TASK DESCRIPTION: Every entry that follows should be reproduced exactly.

Figure record extracts:
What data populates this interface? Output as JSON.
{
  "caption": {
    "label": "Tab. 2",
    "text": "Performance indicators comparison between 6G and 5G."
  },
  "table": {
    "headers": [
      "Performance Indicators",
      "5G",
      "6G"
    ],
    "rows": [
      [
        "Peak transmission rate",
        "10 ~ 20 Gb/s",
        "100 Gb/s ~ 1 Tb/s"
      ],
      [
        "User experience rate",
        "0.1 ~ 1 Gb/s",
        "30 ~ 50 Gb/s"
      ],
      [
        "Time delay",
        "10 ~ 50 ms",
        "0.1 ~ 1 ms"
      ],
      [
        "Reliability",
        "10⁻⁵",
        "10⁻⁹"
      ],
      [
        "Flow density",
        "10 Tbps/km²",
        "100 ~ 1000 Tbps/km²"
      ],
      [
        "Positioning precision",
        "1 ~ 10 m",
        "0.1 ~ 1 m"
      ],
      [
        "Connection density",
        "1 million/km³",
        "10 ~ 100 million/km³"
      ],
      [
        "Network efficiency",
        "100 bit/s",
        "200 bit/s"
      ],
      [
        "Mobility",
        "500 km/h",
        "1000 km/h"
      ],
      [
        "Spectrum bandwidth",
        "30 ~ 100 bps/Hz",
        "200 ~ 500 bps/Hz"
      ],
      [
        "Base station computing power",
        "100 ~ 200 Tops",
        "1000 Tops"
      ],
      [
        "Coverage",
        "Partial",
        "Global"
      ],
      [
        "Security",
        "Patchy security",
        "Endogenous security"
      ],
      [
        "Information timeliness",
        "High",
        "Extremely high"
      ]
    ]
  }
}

ANSWER IN FULL:
What data populates this interface? Output as JSON.
{
  "caption": {
    "label": "Tab. 2",
    "text": "Performance indicators comparison between 6G and 5G."
  },
  "table": {
    "headers": [
      "Performance Indicators",
      "5G",
      "6G"
    ],
    "rows": [
      [
        "Peak transmission rate",
        "10 ~ 20 Gb/s",
        "100 Gb/s ~ 1 Tb/s"
      ],
      [
        "User experience rate",
        "0.1 ~ 1 Gb/s",
        "30 ~ 50 Gb/s"
      ],
      [
        "Time delay",
        "10 ~ 50 ms",
        "0.1 ~ 1 ms"
      ],
      [
        "Reliability",
        "10⁻⁵",
        "10⁻⁹"
      ],
      [
        "Flow density",
        "10 Tbps/km²",
        "100 ~ 1000 Tbps/km²"
      ],
      [
        "Positioning precision",
        "1 ~ 10 m",
        "0.1 ~ 1 m"
      ],
      [
        "Connection density",
        "1 million/km³",
        "10 ~ 100 million/km³"
      ],
      [
        "Network efficiency",
        "100 bit/s",
        "200 bit/s"
      ],
      [
        "Mobility",
        "500 km/h",
        "1000 km/h"
      ],
      [
        "Spectrum bandwidth",
        "30 ~ 100 bps/Hz",
        "200 ~ 500 bps/Hz"
      ],
      [
        "Base station computing power",
        "100 ~ 200 Tops",
        "1000 Tops"
      ],
      [
        "Coverage",
        "Partial",
        "Global"
      ],
      [
        "Security",
        "Patchy security",
        "Endogenous security"
      ],
      [
        "Information timeliness",
        "High",
        "Extremely high"
      ]
    ]
  }
}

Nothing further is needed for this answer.